## Ziel
Schreiben Sie die Einträge unverändert ab: Beginnen Sie mit der ersten Zeile und hören Sie nach der Zeile auf, die „FancyBboxPatch shape: [15, 184, 1391, 218]“ enthält.

## Gegebene Einträge
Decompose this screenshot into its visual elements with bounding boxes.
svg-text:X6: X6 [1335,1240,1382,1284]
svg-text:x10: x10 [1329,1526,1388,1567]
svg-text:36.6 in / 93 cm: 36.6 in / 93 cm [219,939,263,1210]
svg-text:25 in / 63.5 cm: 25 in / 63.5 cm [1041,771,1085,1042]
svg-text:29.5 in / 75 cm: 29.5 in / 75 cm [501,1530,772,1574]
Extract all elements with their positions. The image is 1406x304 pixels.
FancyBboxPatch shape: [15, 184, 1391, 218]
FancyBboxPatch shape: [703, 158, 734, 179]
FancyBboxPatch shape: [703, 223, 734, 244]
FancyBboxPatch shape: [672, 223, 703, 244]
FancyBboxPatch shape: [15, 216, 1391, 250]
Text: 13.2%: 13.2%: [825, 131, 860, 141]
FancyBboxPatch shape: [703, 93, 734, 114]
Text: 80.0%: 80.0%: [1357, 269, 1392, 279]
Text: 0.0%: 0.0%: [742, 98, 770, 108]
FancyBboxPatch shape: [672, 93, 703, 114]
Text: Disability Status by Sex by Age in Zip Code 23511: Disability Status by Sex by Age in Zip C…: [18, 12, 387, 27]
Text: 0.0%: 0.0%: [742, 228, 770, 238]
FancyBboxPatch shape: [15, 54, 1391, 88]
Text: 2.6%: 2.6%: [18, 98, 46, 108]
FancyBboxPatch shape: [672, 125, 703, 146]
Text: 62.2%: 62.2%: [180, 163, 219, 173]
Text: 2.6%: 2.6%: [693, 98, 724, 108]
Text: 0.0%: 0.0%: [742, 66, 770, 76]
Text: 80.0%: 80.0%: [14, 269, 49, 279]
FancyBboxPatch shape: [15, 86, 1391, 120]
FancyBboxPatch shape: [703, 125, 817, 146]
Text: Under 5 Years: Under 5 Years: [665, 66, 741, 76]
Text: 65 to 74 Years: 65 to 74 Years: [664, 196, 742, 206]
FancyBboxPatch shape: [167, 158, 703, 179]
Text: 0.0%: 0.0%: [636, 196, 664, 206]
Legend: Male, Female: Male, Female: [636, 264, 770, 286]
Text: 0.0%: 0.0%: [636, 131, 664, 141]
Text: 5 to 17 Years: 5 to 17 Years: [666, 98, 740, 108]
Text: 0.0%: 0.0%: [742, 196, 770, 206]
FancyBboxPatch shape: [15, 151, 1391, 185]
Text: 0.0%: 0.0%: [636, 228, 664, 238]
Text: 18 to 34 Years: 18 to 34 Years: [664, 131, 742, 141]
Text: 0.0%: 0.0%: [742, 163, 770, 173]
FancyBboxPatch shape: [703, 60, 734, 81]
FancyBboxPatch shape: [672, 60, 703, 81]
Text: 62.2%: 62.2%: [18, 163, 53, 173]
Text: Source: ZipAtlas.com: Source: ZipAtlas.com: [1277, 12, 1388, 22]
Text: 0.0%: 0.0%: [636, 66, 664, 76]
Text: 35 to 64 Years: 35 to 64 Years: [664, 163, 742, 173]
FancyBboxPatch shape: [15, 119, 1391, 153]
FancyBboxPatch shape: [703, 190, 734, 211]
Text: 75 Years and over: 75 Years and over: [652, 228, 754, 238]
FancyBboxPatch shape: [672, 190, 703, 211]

## Lösung
Decompose this screenshot into its visual elements with bounding boxes.
svg-text:X6: X6 [1335,1240,1382,1284]
svg-text:x10: x10 [1329,1526,1388,1567]
svg-text:36.6 in / 93 cm: 36.6 in / 93 cm [219,939,263,1210]
svg-text:25 in / 63.5 cm: 25 in / 63.5 cm [1041,771,1085,1042]
svg-text:29.5 in / 75 cm: 29.5 in / 75 cm [501,1530,772,1574]
Extract all elements with their positions. The image is 1406x304 pixels.
FancyBboxPatch shape: [15, 184, 1391, 218]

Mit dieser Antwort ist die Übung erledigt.